Un indicador más fino, las ventas finales a compradores privados domésticos, que excluye al sector público y al comercio exterior, se expandió a un fuerte 3,9%, señal de que la demanda privada estadounidense goza de buena salud. Es el dato que la administración Trump llevará a los mítines de las elecciones legislativas de noviembre.
Lo que la ralentización de EE.UU. significa para las exportaciones españolas
Para España, un crecimiento americano más débil es un aviso. Estados Unidos es el primer destino de las exportaciones españolas fuera de la Unión Europea, con ventas que superaron los 18.500 millones de euros en 2025. Los sectores más expuestos —automoción, bienes de equipo, moda y agroalimentación— podrían notar un menor pulso comprador si la economía pierde inercia.
En la Moncloa, el equipo económico de Pedro Sánchez sigue de cerca la evolución del consumo americano. Una caída en la demanda de coches o de aceite de oliva —España envía a EE.UU. en torno al 8% de su producción olivarera— impactaría directamente en las cuentas de compañías como Seat, Grupo Antolín o Dcoop. Gigantes como Inditex o Santander, con fuerte presencia en el mercado estadounidense, también vigilan cada décima.

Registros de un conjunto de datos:
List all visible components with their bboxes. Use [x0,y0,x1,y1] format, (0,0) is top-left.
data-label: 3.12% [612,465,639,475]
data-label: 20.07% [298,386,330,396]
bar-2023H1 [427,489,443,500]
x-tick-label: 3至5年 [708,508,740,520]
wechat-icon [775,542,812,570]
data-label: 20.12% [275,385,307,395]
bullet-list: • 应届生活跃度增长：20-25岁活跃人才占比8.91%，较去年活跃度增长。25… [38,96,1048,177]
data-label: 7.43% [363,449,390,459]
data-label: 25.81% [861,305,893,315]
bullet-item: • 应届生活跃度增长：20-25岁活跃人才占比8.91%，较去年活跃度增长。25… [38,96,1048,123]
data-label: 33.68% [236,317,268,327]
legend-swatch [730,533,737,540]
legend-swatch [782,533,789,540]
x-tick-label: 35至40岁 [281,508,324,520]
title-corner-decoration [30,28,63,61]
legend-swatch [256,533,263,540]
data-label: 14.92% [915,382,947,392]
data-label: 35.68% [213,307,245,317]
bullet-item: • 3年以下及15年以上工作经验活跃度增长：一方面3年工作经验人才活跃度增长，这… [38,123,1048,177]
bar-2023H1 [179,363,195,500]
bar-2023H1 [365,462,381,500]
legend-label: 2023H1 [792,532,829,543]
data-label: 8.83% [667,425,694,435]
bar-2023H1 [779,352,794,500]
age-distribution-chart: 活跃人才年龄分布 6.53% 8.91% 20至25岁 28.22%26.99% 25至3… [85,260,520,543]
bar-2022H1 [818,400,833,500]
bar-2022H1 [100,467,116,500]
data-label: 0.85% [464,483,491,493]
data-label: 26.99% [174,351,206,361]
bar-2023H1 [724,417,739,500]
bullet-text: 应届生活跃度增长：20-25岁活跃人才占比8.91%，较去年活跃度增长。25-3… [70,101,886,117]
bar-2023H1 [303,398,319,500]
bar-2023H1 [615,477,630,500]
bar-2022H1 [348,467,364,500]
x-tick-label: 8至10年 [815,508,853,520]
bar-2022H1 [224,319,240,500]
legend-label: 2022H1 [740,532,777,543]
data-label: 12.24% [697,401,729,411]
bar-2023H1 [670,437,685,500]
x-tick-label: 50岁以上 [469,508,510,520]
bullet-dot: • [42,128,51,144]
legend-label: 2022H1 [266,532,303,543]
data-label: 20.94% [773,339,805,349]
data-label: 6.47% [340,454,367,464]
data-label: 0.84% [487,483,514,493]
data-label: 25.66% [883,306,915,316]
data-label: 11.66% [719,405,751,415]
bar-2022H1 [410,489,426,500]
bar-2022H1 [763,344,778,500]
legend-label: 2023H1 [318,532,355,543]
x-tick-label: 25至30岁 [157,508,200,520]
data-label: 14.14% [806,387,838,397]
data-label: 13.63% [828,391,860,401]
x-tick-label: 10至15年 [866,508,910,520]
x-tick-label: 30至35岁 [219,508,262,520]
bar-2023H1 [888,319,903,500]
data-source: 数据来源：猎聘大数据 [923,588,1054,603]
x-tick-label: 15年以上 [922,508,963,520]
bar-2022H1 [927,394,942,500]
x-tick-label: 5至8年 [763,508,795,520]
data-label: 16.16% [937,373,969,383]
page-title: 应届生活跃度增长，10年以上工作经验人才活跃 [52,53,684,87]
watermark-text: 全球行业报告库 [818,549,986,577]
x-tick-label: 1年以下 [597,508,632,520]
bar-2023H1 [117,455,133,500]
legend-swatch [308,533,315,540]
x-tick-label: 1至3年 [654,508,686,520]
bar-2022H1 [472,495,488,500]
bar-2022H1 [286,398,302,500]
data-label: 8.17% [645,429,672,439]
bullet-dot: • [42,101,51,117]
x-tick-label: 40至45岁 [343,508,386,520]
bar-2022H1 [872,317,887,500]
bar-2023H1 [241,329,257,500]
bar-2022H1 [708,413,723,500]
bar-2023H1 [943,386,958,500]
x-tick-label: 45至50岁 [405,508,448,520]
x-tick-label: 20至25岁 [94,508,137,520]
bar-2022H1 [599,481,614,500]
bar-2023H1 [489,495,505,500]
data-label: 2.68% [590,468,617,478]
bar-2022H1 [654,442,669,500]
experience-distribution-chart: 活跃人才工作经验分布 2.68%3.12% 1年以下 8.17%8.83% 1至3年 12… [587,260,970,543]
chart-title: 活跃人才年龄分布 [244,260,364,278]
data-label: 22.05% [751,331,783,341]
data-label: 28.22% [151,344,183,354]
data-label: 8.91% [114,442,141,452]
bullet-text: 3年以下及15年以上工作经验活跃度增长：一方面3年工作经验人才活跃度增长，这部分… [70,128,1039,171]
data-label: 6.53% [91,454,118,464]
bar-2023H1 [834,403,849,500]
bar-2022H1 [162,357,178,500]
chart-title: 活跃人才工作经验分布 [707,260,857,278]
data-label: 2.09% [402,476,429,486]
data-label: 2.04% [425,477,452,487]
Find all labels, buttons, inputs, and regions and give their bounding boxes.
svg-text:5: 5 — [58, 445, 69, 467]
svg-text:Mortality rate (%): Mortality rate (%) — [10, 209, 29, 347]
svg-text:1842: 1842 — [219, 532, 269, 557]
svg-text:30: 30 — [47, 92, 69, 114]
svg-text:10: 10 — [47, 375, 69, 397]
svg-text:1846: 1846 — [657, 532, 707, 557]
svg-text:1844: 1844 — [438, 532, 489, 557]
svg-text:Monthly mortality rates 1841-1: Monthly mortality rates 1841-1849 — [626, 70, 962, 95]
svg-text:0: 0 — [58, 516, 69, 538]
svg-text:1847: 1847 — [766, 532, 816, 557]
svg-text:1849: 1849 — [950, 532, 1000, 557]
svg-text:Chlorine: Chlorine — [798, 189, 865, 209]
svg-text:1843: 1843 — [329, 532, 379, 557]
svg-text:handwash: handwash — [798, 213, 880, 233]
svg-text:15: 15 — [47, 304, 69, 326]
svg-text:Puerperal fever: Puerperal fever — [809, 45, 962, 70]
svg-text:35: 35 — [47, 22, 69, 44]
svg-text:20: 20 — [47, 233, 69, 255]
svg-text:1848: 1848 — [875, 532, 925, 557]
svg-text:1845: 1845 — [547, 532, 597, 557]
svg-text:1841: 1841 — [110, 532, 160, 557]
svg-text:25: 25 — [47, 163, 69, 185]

--- EXPLORAR EL MATERIAL ---
• A. Devuelve sin cambios el fragmento del texto sobre las exportaciones españolas que va desde "Un indicador más" hasta "legislativas de noviembre.".
• B. Traduce al inglés esta oración del texto sobre las exportaciones españolas: "Para España, un crecimiento americano más débil es un aviso."
• C. Responde a estas preguntas según el texto sobre las exportaciones españolas:
(i) ¿A qué ritmo se expandieron las ventas finales a compradores privados domésticos?
(ii) ¿Qué cifra superaron en 2025 las ventas españolas a Estados Unidos?
(iii) ¿Qué parte de su producción olivarera envía España a EE.UU.?
Los datos no guardan relación con el texto.

--- RESPUESTAS ---
• A.
Un indicador más fino, las ventas finales a compradores privados domésticos, que excluye al sector público y al comercio exterior, se expandió a un fuerte 3,9%, señal de que la demanda privada estadounidense goza de buena salud. Es el dato que la administración Trump llevará a los mítines de las elecciones legislativas de noviembre.

• B. For Spain, weaker American growth is a warning.

• C.
(i) A un 3,9%.
(ii) 18.500 millones de euros.
(iii) En torno al 8%.